* Directions *
Please quote the material exactly, every line of it.
□ □ □
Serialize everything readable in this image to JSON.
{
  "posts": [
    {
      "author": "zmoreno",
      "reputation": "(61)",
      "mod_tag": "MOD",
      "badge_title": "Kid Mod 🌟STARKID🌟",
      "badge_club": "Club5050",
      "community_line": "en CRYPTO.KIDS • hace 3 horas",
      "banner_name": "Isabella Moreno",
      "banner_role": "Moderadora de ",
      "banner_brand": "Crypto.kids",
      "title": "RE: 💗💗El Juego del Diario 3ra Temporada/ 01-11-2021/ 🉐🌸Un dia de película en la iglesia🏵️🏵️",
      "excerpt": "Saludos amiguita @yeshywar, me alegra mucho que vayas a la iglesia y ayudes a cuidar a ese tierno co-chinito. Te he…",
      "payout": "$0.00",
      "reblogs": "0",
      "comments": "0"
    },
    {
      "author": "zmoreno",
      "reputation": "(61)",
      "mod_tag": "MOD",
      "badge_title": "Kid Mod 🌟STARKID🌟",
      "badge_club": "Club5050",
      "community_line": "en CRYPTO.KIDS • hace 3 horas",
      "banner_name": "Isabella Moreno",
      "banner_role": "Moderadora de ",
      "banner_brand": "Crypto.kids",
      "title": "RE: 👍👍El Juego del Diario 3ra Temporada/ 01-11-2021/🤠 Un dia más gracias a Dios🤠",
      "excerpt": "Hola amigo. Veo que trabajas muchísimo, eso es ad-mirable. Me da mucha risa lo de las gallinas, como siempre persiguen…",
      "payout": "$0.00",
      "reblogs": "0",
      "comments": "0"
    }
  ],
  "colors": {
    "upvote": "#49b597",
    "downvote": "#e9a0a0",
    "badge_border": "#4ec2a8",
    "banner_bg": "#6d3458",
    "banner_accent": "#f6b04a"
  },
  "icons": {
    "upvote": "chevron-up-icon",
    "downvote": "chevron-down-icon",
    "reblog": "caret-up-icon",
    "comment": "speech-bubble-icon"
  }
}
□ □ □
* Written solution *
Serialize everything readable in this image to JSON.
{
  "posts": [
    {
      "author": "zmoreno",
      "reputation": "(61)",
      "mod_tag": "MOD",
      "badge_title": "Kid Mod 🌟STARKID🌟",
      "badge_club": "Club5050",
      "community_line": "en CRYPTO.KIDS • hace 3 horas",
      "banner_name": "Isabella Moreno",
      "banner_role": "Moderadora de ",
      "banner_brand": "Crypto.kids",
      "title": "RE: 💗💗El Juego del Diario 3ra Temporada/ 01-11-2021/ 🉐🌸Un dia de película en la iglesia🏵️🏵️",
      "excerpt": "Saludos amiguita @yeshywar, me alegra mucho que vayas a la iglesia y ayudes a cuidar a ese tierno co-chinito. Te he…",
      "payout": "$0.00",
      "reblogs": "0",
      "comments": "0"
    },
    {
      "author": "zmoreno",
      "reputation": "(61)",
      "mod_tag": "MOD",
      "badge_title": "Kid Mod 🌟STARKID🌟",
      "badge_club": "Club5050",
      "community_line": "en CRYPTO.KIDS • hace 3 horas",
      "banner_name": "Isabella Moreno",
      "banner_role": "Moderadora de ",
      "banner_brand": "Crypto.kids",
      "title": "RE: 👍👍El Juego del Diario 3ra Temporada/ 01-11-2021/🤠 Un dia más gracias a Dios🤠",
      "excerpt": "Hola amigo. Veo que trabajas muchísimo, eso es ad-mirable. Me da mucha risa lo de las gallinas, como siempre persiguen…",
      "payout": "$0.00",
      "reblogs": "0",
      "comments": "0"
    }
  ],
  "colors": {
    "upvote": "#49b597",
    "downvote": "#e9a0a0",
    "badge_border": "#4ec2a8",
    "banner_bg": "#6d3458",
    "banner_accent": "#f6b04a"
  },
  "icons": {
    "upvote": "chevron-up-icon",
    "downvote": "chevron-down-icon",
    "reblog": "caret-up-icon",
    "comment": "speech-bubble-icon"
  }
}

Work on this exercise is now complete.